Data for processing:
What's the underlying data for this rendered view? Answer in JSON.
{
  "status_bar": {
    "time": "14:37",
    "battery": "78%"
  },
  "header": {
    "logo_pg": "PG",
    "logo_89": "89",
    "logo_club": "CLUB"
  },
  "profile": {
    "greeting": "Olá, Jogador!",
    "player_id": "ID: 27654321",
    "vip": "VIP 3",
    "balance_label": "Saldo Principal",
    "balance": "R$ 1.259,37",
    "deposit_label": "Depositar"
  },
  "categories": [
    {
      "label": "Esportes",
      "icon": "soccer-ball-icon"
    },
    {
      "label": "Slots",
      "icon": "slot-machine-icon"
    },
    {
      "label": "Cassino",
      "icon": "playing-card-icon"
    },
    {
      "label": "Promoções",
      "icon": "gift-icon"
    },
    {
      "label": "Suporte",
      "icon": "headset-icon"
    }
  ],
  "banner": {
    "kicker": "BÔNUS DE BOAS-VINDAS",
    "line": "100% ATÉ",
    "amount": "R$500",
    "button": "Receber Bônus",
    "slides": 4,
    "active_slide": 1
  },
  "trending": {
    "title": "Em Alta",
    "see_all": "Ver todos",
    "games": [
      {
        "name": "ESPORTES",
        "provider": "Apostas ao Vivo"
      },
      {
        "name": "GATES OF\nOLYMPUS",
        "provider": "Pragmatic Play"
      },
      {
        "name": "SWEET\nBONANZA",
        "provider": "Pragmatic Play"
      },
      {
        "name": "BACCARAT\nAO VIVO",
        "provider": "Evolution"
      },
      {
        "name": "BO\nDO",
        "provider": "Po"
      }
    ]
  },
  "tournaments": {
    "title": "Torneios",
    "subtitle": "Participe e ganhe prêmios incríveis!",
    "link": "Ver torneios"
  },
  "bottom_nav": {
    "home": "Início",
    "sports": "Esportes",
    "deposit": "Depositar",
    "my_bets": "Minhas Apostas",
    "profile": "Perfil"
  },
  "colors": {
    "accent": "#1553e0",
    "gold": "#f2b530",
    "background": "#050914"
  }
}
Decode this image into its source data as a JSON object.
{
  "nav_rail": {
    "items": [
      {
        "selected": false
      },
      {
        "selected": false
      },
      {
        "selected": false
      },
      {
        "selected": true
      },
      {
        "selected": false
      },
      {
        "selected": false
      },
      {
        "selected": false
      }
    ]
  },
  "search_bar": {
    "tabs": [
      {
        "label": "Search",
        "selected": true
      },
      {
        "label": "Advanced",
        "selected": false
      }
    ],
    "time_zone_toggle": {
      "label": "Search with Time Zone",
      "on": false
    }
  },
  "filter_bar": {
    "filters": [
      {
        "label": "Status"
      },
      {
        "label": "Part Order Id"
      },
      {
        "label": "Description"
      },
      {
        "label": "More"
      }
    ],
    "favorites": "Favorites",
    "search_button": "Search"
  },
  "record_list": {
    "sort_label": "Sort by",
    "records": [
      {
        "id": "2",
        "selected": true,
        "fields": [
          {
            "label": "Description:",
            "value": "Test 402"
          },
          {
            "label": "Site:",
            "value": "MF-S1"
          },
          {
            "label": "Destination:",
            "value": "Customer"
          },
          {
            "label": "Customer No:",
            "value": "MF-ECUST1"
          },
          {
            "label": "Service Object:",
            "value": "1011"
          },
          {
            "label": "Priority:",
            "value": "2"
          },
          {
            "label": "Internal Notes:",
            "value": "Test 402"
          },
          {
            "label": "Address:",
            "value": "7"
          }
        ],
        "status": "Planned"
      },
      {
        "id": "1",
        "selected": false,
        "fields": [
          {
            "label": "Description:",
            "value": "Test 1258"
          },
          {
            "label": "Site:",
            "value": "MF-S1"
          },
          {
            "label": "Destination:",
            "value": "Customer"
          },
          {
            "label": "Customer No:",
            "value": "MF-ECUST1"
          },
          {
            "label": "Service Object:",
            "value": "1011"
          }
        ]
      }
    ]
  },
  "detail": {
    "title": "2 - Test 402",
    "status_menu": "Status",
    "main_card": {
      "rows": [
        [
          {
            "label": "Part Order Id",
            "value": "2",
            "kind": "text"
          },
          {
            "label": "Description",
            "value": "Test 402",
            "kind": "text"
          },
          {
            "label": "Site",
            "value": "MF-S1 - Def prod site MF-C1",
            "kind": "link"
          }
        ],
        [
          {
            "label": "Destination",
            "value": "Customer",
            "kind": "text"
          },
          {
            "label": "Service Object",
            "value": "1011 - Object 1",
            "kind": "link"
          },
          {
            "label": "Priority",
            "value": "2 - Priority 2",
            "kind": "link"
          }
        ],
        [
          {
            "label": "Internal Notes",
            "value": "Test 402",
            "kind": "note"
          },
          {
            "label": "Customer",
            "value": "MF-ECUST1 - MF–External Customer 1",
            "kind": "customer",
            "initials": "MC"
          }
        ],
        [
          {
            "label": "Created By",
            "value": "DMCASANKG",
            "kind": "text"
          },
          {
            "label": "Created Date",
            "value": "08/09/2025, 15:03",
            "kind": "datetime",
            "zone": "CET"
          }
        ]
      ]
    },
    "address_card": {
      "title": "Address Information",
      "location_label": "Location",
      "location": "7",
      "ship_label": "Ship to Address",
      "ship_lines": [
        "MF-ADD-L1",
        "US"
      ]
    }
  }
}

What you should do:
From the listing above, pick out each line where the word "icon" appears.

Answer for the task:
      "icon": "soccer-ball-icon"
      "icon": "slot-machine-icon"
      "icon": "playing-card-icon"
      "icon": "gift-icon"
      "icon": "headset-icon"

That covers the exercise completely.